— start of Record list —

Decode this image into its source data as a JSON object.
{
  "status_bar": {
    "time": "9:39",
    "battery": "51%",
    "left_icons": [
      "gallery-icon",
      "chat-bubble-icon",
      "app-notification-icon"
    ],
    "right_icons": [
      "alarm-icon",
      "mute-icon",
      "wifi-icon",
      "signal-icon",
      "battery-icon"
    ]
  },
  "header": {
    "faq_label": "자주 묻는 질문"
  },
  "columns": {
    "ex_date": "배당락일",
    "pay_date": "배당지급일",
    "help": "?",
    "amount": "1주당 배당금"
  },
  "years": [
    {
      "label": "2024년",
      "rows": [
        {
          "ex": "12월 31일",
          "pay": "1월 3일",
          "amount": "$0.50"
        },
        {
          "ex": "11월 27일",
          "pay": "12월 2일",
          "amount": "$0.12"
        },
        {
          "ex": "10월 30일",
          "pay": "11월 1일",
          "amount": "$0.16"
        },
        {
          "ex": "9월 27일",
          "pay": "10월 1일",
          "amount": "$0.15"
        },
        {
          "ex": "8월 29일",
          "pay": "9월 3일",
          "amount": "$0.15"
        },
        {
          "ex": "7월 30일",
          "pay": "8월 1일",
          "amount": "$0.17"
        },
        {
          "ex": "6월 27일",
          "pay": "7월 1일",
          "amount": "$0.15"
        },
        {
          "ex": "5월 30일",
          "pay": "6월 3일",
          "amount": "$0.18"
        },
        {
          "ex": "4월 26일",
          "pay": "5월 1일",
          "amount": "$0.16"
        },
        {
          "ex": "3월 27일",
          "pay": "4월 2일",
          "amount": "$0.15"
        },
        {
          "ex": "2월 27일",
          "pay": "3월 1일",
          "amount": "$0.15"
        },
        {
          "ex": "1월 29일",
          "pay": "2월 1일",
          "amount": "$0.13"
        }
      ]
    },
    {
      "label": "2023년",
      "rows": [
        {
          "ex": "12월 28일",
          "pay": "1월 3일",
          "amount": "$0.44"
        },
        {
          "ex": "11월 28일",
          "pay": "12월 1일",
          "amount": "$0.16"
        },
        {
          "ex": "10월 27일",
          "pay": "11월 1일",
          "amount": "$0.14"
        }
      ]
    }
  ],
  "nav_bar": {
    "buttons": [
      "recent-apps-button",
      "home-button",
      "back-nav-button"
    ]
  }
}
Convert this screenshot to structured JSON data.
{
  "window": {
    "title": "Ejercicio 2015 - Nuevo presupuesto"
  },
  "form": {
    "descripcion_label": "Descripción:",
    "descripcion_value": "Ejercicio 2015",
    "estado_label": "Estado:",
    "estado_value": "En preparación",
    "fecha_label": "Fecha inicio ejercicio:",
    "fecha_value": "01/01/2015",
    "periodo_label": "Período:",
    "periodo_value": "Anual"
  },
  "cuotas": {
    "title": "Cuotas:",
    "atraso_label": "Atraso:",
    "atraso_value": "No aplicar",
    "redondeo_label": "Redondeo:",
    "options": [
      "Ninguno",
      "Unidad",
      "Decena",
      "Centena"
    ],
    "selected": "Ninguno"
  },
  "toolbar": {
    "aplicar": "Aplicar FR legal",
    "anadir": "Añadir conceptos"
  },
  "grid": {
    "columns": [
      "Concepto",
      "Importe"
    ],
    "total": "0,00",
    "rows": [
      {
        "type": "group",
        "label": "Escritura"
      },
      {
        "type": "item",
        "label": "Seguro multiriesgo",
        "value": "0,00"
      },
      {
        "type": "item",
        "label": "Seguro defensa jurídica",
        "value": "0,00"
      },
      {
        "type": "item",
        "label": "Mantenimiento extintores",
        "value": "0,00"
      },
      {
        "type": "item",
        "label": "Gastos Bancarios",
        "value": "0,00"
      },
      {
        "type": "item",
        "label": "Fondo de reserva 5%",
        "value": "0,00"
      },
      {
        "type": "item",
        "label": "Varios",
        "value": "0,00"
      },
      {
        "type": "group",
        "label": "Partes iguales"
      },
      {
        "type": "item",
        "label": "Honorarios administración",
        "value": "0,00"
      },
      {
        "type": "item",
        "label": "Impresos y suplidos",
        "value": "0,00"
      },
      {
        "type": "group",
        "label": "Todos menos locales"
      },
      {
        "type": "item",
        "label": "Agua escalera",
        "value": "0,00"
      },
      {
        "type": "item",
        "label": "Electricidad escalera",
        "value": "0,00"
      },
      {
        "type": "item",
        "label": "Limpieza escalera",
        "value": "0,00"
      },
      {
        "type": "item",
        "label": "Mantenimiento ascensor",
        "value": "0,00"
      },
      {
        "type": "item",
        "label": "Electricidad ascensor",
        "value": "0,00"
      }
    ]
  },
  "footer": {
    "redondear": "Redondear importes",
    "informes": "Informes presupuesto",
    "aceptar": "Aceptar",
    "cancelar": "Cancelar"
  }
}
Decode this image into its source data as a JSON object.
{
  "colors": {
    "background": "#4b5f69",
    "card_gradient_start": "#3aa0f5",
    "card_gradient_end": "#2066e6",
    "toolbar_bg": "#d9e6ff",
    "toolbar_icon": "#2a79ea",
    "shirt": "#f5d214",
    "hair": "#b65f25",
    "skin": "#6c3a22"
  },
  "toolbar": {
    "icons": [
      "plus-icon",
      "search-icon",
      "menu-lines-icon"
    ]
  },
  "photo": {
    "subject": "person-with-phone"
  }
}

— end of Record list —

Repeat the material in full, exactly as it stands.

*Response to the task*
Decode this image into its source data as a JSON object.
{
  "status_bar": {
    "time": "9:39",
    "battery": "51%",
    "left_icons": [
      "gallery-icon",
      "chat-bubble-icon",
      "app-notification-icon"
    ],
    "right_icons": [
      "alarm-icon",
      "mute-icon",
      "wifi-icon",
      "signal-icon",
      "battery-icon"
    ]
  },
  "header": {
    "faq_label": "자주 묻는 질문"
  },
  "columns": {
    "ex_date": "배당락일",
    "pay_date": "배당지급일",
    "help": "?",
    "amount": "1주당 배당금"
  },
  "years": [
    {
      "label": "2024년",
      "rows": [
        {
          "ex": "12월 31일",
          "pay": "1월 3일",
          "amount": "$0.50"
        },
        {
          "ex": "11월 27일",
          "pay": "12월 2일",
          "amount": "$0.12"
        },
        {
          "ex": "10월 30일",
          "pay": "11월 1일",
          "amount": "$0.16"
        },
        {
          "ex": "9월 27일",
          "pay": "10월 1일",
          "amount": "$0.15"
        },
        {
          "ex": "8월 29일",
          "pay": "9월 3일",
          "amount": "$0.15"
        },
        {
          "ex": "7월 30일",
          "pay": "8월 1일",
          "amount": "$0.17"
        },
        {
          "ex": "6월 27일",
          "pay": "7월 1일",
          "amount": "$0.15"
        },
        {
          "ex": "5월 30일",
          "pay": "6월 3일",
          "amount": "$0.18"
        },
        {
          "ex": "4월 26일",
          "pay": "5월 1일",
          "amount": "$0.16"
        },
        {
          "ex": "3월 27일",
          "pay": "4월 2일",
          "amount": "$0.15"
        },
        {
          "ex": "2월 27일",
          "pay": "3월 1일",
          "amount": "$0.15"
        },
        {
          "ex": "1월 29일",
          "pay": "2월 1일",
          "amount": "$0.13"
        }
      ]
    },
    {
      "label": "2023년",
      "rows": [
        {
          "ex": "12월 28일",
          "pay": "1월 3일",
          "amount": "$0.44"
        },
        {
          "ex": "11월 28일",
          "pay": "12월 1일",
          "amount": "$0.16"
        },
        {
          "ex": "10월 27일",
          "pay": "11월 1일",
          "amount": "$0.14"
        }
      ]
    }
  ],
  "nav_bar": {
    "buttons": [
      "recent-apps-button",
      "home-button",
      "back-nav-button"
    ]
  }
}
Convert this screenshot to structured JSON data.
{
  "window": {
    "title": "Ejercicio 2015 - Nuevo presupuesto"
  },
  "form": {
    "descripcion_label": "Descripción:",
    "descripcion_value": "Ejercicio 2015",
    "estado_label": "Estado:",
    "estado_value": "En preparación",
    "fecha_label": "Fecha inicio ejercicio:",
    "fecha_value": "01/01/2015",
    "periodo_label": "Período:",
    "periodo_value": "Anual"
  },
  "cuotas": {
    "title": "Cuotas:",
    "atraso_label": "Atraso:",
    "atraso_value": "No aplicar",
    "redondeo_label": "Redondeo:",
    "options": [
      "Ninguno",
      "Unidad",
      "Decena",
      "Centena"
    ],
    "selected": "Ninguno"
  },
  "toolbar": {
    "aplicar": "Aplicar FR legal",
    "anadir": "Añadir conceptos"
  },
  "grid": {
    "columns": [
      "Concepto",
      "Importe"
    ],
    "total": "0,00",
    "rows": [
      {
        "type": "group",
        "label": "Escritura"
      },
      {
        "type": "item",
        "label": "Seguro multiriesgo",
        "value": "0,00"
      },
      {
        "type": "item",
        "label": "Seguro defensa jurídica",
        "value": "0,00"
      },
      {
        "type": "item",
        "label": "Mantenimiento extintores",
        "value": "0,00"
      },
      {
        "type": "item",
        "label": "Gastos Bancarios",
        "value": "0,00"
      },
      {
        "type": "item",
        "label": "Fondo de reserva 5%",
        "value": "0,00"
      },
      {
        "type": "item",
        "label": "Varios",
        "value": "0,00"
      },
      {
        "type": "group",
        "label": "Partes iguales"
      },
      {
        "type": "item",
        "label": "Honorarios administración",
        "value": "0,00"
      },
      {
        "type": "item",
        "label": "Impresos y suplidos",
        "value": "0,00"
      },
      {
        "type": "group",
        "label": "Todos menos locales"
      },
      {
        "type": "item",
        "label": "Agua escalera",
        "value": "0,00"
      },
      {
        "type": "item",
        "label": "Electricidad escalera",
        "value": "0,00"
      },
      {
        "type": "item",
        "label": "Limpieza escalera",
        "value": "0,00"
      },
      {
        "type": "item",
        "label": "Mantenimiento ascensor",
        "value": "0,00"
      },
      {
        "type": "item",
        "label": "Electricidad ascensor",
        "value": "0,00"
      }
    ]
  },
  "footer": {
    "redondear": "Redondear importes",
    "informes": "Informes presupuesto",
    "aceptar": "Aceptar",
    "cancelar": "Cancelar"
  }
}
Decode this image into its source data as a JSON object.
{
  "colors": {
    "background": "#4b5f69",
    "card_gradient_start": "#3aa0f5",
    "card_gradient_end": "#2066e6",
    "toolbar_bg": "#d9e6ff",
    "toolbar_icon": "#2a79ea",
    "shirt": "#f5d214",
    "hair": "#b65f25",
    "skin": "#6c3a22"
  },
  "toolbar": {
    "icons": [
      "plus-icon",
      "search-icon",
      "menu-lines-icon"
    ]
  },
  "photo": {
    "subject": "person-with-phone"
  }
}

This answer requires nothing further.